Aim:
Your task is to copy the listing exactly, with the pictures left out.

A run of records
++++++++++++++++++++

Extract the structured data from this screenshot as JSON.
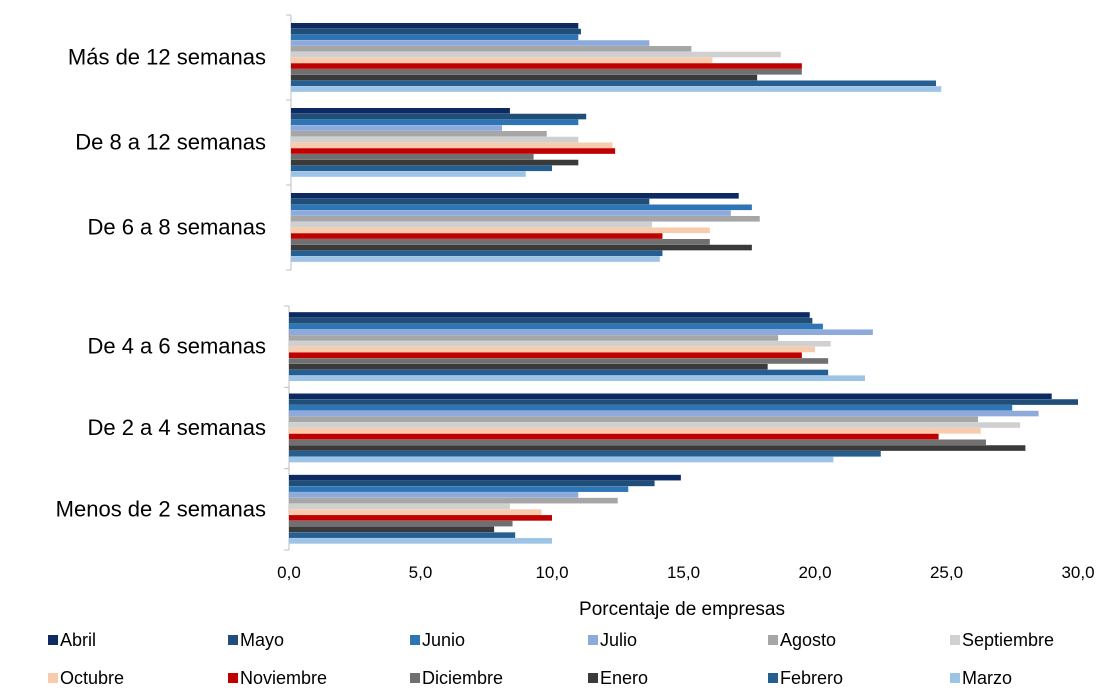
{
  "chart_data": {
    "type": "bar",
    "orientation": "horizontal",
    "xlabel": "Porcentaje de empresas",
    "xlim": [
      0,
      30
    ],
    "x_ticks": [
      "0,0",
      "5,0",
      "10,0",
      "15,0",
      "20,0",
      "25,0",
      "30,0"
    ],
    "grid": false,
    "legend_position": "bottom",
    "categories": [
      "Más de 12 semanas",
      "De 8 a 12 semanas",
      "De 6 a 8 semanas",
      "De 4 a 6 semanas",
      "De 2 a 4 semanas",
      "Menos de 2 semanas"
    ],
    "series": [
      {
        "name": "Abril",
        "color": "#0d2a63",
        "values": [
          11.0,
          8.4,
          17.1,
          19.8,
          29.0,
          14.9
        ]
      },
      {
        "name": "Mayo",
        "color": "#1f4e79",
        "values": [
          11.1,
          11.3,
          13.7,
          19.9,
          30.0,
          13.9
        ]
      },
      {
        "name": "Junio",
        "color": "#2e75b6",
        "values": [
          11.0,
          11.0,
          17.6,
          20.3,
          27.5,
          12.9
        ]
      },
      {
        "name": "Julio",
        "color": "#8eaadb",
        "values": [
          13.7,
          8.1,
          16.8,
          22.2,
          28.5,
          11.0
        ]
      },
      {
        "name": "Agosto",
        "color": "#a6a6a6",
        "values": [
          15.3,
          9.8,
          17.9,
          18.6,
          26.2,
          12.5
        ]
      },
      {
        "name": "Septiembre",
        "color": "#d0d0d0",
        "values": [
          18.7,
          11.0,
          13.8,
          20.6,
          27.8,
          8.4
        ]
      },
      {
        "name": "Octubre",
        "color": "#f8cbad",
        "values": [
          16.1,
          12.3,
          16.0,
          20.0,
          26.3,
          9.6
        ]
      },
      {
        "name": "Noviembre",
        "color": "#c00000",
        "values": [
          19.5,
          12.4,
          14.2,
          19.5,
          24.7,
          10.0
        ]
      },
      {
        "name": "Diciembre",
        "color": "#707070",
        "values": [
          19.5,
          9.3,
          16.0,
          20.5,
          26.5,
          8.5
        ]
      },
      {
        "name": "Enero",
        "color": "#3a3a3a",
        "values": [
          17.8,
          11.0,
          17.6,
          18.2,
          28.0,
          7.8
        ]
      },
      {
        "name": "Febrero",
        "color": "#255e91",
        "values": [
          24.6,
          10.0,
          14.2,
          20.5,
          22.5,
          8.6
        ]
      },
      {
        "name": "Marzo",
        "color": "#9dc3e6",
        "values": [
          24.8,
          9.0,
          14.1,
          21.9,
          20.7,
          10.0
        ]
      }
    ]
  }
}
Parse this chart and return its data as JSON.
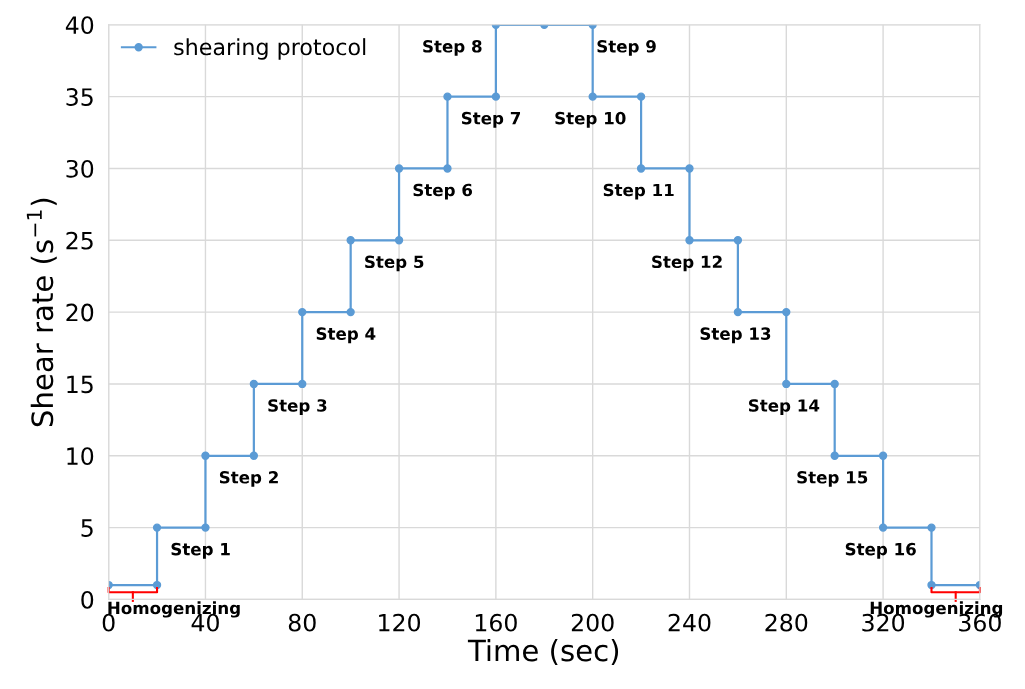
{
  "chart_data": {
    "type": "line",
    "xlabel": "Time (sec)",
    "ylabel": "Shear rate (s$^{−1}$)",
    "x": [
      0,
      20,
      20,
      40,
      40,
      60,
      60,
      80,
      80,
      100,
      100,
      120,
      120,
      140,
      140,
      160,
      160,
      180,
      200,
      200,
      220,
      220,
      240,
      240,
      260,
      260,
      280,
      280,
      300,
      300,
      320,
      320,
      340,
      340,
      360
    ],
    "series": [
      {
        "name": "shearing protocol",
        "color": "#5b9bd5",
        "values": [
          1,
          1,
          5,
          5,
          10,
          10,
          15,
          15,
          20,
          20,
          25,
          25,
          30,
          30,
          35,
          35,
          40,
          40,
          40,
          35,
          35,
          30,
          30,
          25,
          25,
          20,
          20,
          15,
          15,
          10,
          10,
          5,
          5,
          1,
          1
        ]
      }
    ],
    "xlim": [
      0,
      360
    ],
    "xticks": [
      0,
      40,
      80,
      120,
      160,
      200,
      240,
      280,
      320,
      360
    ],
    "ylim": [
      0,
      40
    ],
    "yticks": [
      0,
      5,
      10,
      15,
      20,
      25,
      30,
      35,
      40
    ],
    "grid": true,
    "legend": "top left",
    "marker": "circle",
    "line_style": "solid",
    "annotations": [
      "Step 1",
      "Step 2",
      "Step 3",
      "Step 4",
      "Step 5",
      "Step 6",
      "Step 7",
      "Step 8",
      "Step 9",
      "Step 10",
      "Step 11",
      "Step 12",
      "Step 13",
      "Step 14",
      "Step 15",
      "Step 16",
      "Homogenizing",
      "Homogenizing"
    ]
  }
}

++++++++++++++++++++

The reply:
Extract the structured data from this screenshot as JSON.
{
  "chart_data": {
    "type": "bar",
    "orientation": "horizontal",
    "xlabel": "Porcentaje de empresas",
    "xlim": [
      0,
      30
    ],
    "x_ticks": [
      "0,0",
      "5,0",
      "10,0",
      "15,0",
      "20,0",
      "25,0",
      "30,0"
    ],
    "grid": false,
    "legend_position": "bottom",
    "categories": [
      "Más de 12 semanas",
      "De 8 a 12 semanas",
      "De 6 a 8 semanas",
      "De 4 a 6 semanas",
      "De 2 a 4 semanas",
      "Menos de 2 semanas"
    ],
    "series": [
      {
        "name": "Abril",
        "color": "#0d2a63",
        "values": [
          11.0,
          8.4,
          17.1,
          19.8,
          29.0,
          14.9
        ]
      },
      {
        "name": "Mayo",
        "color": "#1f4e79",
        "values": [
          11.1,
          11.3,
          13.7,
          19.9,
          30.0,
          13.9
        ]
      },
      {
        "name": "Junio",
        "color": "#2e75b6",
        "values": [
          11.0,
          11.0,
          17.6,
          20.3,
          27.5,
          12.9
        ]
      },
      {
        "name": "Julio",
        "color": "#8eaadb",
        "values": [
          13.7,
          8.1,
          16.8,
          22.2,
          28.5,
          11.0
        ]
      },
      {
        "name": "Agosto",
        "color": "#a6a6a6",
        "values": [
          15.3,
          9.8,
          17.9,
          18.6,
          26.2,
          12.5
        ]
      },
      {
        "name": "Septiembre",
        "color": "#d0d0d0",
        "values": [
          18.7,
          11.0,
          13.8,
          20.6,
          27.8,
          8.4
        ]
      },
      {
        "name": "Octubre",
        "color": "#f8cbad",
        "values": [
          16.1,
          12.3,
          16.0,
          20.0,
          26.3,
          9.6
        ]
      },
      {
        "name": "Noviembre",
        "color": "#c00000",
        "values": [
          19.5,
          12.4,
          14.2,
          19.5,
          24.7,
          10.0
        ]
      },
      {
        "name": "Diciembre",
        "color": "#707070",
        "values": [
          19.5,
          9.3,
          16.0,
          20.5,
          26.5,
          8.5
        ]
      },
      {
        "name": "Enero",
        "color": "#3a3a3a",
        "values": [
          17.8,
          11.0,
          17.6,
          18.2,
          28.0,
          7.8
        ]
      },
      {
        "name": "Febrero",
        "color": "#255e91",
        "values": [
          24.6,
          10.0,
          14.2,
          20.5,
          22.5,
          8.6
        ]
      },
      {
        "name": "Marzo",
        "color": "#9dc3e6",
        "values": [
          24.8,
          9.0,
          14.1,
          21.9,
          20.7,
          10.0
        ]
      }
    ]
  }
}
Parse this chart and return its data as JSON.
{
  "chart_data": {
    "type": "line",
    "xlabel": "Time (sec)",
    "ylabel": "Shear rate (s$^{−1}$)",
    "x": [
      0,
      20,
      20,
      40,
      40,
      60,
      60,
      80,
      80,
      100,
      100,
      120,
      120,
      140,
      140,
      160,
      160,
      180,
      200,
      200,
      220,
      220,
      240,
      240,
      260,
      260,
      280,
      280,
      300,
      300,
      320,
      320,
      340,
      340,
      360
    ],
    "series": [
      {
        "name": "shearing protocol",
        "color": "#5b9bd5",
        "values": [
          1,
          1,
          5,
          5,
          10,
          10,
          15,
          15,
          20,
          20,
          25,
          25,
          30,
          30,
          35,
          35,
          40,
          40,
          40,
          35,
          35,
          30,
          30,
          25,
          25,
          20,
          20,
          15,
          15,
          10,
          10,
          5,
          5,
          1,
          1
        ]
      }
    ],
    "xlim": [
      0,
      360
    ],
    "xticks": [
      0,
      40,
      80,
      120,
      160,
      200,
      240,
      280,
      320,
      360
    ],
    "ylim": [
      0,
      40
    ],
    "yticks": [
      0,
      5,
      10,
      15,
      20,
      25,
      30,
      35,
      40
    ],
    "grid": true,
    "legend": "top left",
    "marker": "circle",
    "line_style": "solid",
    "annotations": [
      "Step 1",
      "Step 2",
      "Step 3",
      "Step 4",
      "Step 5",
      "Step 6",
      "Step 7",
      "Step 8",
      "Step 9",
      "Step 10",
      "Step 11",
      "Step 12",
      "Step 13",
      "Step 14",
      "Step 15",
      "Step 16",
      "Homogenizing",
      "Homogenizing"
    ]
  }
}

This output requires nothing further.